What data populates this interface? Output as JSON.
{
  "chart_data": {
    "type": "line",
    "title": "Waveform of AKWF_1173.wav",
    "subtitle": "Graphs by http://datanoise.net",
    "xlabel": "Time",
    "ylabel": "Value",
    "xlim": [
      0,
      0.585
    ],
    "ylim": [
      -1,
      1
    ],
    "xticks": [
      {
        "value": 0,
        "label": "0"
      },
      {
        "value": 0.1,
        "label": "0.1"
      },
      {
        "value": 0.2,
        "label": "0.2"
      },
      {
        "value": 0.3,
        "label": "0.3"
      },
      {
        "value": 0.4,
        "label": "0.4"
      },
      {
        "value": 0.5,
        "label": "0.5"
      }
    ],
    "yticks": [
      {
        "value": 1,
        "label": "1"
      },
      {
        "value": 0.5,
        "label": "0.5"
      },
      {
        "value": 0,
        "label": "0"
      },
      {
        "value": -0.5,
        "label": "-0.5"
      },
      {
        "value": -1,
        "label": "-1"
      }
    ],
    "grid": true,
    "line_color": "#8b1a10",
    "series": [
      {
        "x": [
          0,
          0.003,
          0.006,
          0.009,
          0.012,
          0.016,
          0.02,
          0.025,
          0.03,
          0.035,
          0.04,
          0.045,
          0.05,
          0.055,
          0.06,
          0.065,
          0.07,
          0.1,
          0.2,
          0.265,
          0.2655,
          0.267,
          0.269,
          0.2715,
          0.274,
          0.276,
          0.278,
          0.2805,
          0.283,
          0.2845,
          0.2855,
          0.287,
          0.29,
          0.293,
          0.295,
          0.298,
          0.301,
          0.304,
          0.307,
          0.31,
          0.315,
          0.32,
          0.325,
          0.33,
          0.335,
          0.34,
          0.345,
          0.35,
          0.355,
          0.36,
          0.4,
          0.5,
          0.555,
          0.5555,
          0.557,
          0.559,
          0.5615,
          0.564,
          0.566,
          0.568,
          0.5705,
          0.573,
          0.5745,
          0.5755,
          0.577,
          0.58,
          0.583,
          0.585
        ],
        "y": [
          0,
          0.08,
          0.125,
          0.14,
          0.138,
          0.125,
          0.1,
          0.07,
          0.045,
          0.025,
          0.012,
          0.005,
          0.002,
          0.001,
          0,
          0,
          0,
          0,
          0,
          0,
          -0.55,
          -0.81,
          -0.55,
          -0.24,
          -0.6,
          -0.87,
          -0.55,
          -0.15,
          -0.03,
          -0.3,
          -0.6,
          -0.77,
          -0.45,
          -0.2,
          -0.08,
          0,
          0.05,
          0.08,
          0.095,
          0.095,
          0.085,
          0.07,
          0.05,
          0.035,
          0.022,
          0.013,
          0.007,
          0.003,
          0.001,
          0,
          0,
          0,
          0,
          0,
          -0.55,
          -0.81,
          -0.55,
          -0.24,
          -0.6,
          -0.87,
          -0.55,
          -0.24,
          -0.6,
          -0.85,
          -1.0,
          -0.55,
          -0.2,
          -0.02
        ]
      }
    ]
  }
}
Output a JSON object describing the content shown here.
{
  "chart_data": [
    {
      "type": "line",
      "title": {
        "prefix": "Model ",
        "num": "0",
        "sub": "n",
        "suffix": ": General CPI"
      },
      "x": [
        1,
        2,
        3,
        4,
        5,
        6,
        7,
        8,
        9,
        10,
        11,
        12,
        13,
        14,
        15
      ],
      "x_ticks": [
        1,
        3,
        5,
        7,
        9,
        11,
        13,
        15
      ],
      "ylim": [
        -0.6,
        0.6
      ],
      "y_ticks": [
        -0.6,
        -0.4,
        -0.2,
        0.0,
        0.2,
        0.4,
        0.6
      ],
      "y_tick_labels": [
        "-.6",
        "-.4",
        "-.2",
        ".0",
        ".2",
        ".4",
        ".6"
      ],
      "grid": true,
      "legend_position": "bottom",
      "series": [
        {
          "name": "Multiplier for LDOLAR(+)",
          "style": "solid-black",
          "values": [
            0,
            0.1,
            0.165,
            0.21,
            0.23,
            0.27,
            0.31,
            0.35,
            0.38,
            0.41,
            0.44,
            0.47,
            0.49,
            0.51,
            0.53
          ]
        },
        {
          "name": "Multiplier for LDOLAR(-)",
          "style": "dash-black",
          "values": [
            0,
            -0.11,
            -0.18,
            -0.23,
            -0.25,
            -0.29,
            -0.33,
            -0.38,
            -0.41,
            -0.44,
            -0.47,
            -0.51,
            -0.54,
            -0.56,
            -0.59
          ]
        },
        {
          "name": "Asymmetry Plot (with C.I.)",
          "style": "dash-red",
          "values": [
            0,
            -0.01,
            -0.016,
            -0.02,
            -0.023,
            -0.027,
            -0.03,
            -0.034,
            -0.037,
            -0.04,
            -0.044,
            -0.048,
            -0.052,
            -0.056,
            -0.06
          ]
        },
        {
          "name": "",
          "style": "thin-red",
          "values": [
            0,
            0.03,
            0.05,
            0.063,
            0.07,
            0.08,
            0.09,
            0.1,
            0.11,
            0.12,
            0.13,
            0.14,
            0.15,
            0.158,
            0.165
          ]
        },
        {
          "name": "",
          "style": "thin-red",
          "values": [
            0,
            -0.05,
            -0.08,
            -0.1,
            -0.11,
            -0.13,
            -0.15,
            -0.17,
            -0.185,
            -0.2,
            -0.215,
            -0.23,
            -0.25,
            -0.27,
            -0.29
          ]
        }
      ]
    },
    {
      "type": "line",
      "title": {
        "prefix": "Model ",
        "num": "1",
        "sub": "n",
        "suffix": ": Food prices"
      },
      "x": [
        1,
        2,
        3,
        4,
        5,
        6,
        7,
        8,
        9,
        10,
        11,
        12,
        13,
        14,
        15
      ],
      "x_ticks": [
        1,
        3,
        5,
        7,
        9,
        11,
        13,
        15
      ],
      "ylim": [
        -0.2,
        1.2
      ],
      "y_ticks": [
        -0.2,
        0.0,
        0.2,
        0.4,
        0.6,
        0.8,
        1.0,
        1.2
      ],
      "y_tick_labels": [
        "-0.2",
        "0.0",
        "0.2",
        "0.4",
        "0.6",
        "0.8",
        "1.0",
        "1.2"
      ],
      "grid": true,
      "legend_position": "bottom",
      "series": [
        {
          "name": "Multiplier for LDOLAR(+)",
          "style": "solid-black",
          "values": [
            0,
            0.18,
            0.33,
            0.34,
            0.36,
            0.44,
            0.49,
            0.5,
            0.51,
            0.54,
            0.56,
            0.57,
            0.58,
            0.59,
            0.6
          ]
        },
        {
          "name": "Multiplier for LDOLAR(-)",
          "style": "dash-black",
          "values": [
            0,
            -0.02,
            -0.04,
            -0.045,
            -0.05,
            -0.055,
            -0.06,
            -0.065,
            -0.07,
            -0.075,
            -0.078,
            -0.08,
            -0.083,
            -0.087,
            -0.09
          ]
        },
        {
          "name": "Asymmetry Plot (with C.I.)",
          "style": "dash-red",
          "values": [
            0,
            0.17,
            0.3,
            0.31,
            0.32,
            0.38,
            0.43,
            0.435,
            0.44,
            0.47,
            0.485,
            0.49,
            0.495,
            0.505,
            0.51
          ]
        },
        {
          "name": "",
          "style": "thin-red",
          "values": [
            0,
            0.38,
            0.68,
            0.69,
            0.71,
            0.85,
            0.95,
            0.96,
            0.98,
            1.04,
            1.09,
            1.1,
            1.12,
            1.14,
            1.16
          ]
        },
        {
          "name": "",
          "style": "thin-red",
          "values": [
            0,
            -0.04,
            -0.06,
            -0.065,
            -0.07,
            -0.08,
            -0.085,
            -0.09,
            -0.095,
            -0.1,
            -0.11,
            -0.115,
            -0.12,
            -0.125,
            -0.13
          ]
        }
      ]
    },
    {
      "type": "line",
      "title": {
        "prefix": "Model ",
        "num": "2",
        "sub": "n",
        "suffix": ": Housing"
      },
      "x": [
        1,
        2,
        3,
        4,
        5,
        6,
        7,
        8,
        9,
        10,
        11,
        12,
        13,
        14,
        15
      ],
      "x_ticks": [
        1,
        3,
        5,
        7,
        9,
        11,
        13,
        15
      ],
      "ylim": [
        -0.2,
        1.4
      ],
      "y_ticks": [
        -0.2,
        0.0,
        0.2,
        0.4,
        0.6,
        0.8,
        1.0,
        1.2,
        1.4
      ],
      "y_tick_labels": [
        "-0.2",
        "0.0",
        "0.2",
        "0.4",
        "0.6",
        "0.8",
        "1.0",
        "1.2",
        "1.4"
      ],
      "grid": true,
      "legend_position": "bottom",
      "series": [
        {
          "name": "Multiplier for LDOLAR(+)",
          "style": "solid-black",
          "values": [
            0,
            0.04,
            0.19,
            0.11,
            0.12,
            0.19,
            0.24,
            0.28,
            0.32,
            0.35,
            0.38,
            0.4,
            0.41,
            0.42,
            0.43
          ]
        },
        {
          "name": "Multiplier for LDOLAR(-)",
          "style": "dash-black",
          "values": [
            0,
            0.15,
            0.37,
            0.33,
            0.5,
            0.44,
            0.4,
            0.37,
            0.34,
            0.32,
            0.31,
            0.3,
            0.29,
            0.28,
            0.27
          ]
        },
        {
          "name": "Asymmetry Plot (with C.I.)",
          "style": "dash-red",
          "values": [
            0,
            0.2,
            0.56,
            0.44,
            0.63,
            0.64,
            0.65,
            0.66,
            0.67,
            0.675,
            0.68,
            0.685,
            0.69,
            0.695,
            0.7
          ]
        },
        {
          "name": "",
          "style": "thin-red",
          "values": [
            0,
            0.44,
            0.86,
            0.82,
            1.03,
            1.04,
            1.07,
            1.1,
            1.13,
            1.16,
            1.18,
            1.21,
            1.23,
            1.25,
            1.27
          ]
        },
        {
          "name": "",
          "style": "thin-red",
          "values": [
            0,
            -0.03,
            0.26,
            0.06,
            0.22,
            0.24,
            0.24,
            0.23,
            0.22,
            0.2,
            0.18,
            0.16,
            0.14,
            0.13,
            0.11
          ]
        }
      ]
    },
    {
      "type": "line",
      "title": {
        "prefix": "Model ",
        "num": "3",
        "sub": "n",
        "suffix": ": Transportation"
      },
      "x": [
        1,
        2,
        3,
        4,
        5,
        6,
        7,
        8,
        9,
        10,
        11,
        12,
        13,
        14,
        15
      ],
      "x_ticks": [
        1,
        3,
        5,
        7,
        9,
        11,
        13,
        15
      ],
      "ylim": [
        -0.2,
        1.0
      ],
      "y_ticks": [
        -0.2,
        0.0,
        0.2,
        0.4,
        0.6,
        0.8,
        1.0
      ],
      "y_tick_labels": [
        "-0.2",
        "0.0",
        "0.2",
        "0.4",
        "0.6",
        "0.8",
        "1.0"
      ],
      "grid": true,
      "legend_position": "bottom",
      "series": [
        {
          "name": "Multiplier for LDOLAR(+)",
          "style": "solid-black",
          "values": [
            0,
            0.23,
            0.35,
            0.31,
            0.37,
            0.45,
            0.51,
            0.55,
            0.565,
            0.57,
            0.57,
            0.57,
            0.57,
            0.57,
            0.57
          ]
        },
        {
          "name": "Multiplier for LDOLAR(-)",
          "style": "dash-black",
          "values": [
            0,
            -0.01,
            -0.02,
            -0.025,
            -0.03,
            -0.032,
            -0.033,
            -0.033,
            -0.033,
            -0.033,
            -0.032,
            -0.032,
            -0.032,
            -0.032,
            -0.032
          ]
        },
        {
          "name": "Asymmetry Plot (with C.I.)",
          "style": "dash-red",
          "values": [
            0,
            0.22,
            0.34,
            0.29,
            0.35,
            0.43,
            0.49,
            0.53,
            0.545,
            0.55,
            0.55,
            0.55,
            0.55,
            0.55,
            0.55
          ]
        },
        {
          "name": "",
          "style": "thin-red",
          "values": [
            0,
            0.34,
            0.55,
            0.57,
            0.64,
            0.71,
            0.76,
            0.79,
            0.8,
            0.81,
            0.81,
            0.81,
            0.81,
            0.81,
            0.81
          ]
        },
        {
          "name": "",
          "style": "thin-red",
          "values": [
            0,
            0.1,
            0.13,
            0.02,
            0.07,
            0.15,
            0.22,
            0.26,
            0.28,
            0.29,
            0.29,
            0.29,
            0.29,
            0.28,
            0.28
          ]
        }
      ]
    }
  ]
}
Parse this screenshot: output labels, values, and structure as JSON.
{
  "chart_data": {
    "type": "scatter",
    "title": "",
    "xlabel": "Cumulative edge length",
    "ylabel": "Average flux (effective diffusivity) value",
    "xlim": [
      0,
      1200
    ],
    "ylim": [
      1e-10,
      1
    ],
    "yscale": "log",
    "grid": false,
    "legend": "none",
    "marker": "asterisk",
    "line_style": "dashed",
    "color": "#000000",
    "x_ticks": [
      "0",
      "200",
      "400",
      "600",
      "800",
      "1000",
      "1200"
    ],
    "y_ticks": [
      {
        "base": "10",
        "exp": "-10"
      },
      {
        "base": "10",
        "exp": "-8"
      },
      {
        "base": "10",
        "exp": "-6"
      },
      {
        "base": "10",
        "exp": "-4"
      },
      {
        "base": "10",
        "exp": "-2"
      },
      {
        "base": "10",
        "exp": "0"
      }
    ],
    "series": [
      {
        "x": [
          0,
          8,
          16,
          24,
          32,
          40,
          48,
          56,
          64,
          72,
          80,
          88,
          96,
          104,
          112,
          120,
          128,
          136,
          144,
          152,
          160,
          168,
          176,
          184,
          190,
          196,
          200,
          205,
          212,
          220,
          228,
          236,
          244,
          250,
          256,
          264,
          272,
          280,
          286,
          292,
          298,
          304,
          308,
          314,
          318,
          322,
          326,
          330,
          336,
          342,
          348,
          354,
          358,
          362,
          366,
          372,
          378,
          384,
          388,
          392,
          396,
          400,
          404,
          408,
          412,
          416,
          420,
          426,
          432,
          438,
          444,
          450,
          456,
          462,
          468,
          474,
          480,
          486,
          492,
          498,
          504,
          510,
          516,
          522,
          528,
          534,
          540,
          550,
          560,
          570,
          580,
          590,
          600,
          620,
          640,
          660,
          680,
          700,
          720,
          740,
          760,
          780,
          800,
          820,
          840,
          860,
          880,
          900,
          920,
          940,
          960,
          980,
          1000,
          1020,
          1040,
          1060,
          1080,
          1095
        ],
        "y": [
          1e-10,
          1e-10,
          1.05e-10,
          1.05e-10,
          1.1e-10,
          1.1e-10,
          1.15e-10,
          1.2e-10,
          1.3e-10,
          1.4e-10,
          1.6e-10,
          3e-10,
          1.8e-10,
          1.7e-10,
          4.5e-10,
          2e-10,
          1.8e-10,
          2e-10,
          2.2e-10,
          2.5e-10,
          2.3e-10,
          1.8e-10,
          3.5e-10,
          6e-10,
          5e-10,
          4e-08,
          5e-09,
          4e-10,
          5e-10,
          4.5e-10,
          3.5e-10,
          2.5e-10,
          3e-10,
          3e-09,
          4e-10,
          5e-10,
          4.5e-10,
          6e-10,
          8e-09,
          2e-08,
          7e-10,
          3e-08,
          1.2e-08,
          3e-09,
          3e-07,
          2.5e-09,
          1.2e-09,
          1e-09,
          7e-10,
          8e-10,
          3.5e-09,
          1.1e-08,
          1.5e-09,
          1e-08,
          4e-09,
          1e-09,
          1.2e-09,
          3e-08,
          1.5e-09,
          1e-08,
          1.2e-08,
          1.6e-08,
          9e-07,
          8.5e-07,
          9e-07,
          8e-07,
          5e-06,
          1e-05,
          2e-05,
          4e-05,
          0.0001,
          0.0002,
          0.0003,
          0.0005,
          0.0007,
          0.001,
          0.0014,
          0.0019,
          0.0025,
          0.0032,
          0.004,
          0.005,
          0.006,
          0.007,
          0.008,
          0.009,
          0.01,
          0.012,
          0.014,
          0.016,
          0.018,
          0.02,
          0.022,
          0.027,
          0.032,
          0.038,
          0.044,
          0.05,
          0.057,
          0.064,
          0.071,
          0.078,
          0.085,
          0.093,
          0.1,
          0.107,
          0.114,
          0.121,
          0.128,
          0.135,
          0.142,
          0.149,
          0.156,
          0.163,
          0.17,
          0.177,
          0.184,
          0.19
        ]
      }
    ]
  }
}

• • • • •

What you should do:
List every line above that holds the word "xlabel".

Complete response:
    "xlabel": "Time",
    "xlabel": "Cumulative edge length",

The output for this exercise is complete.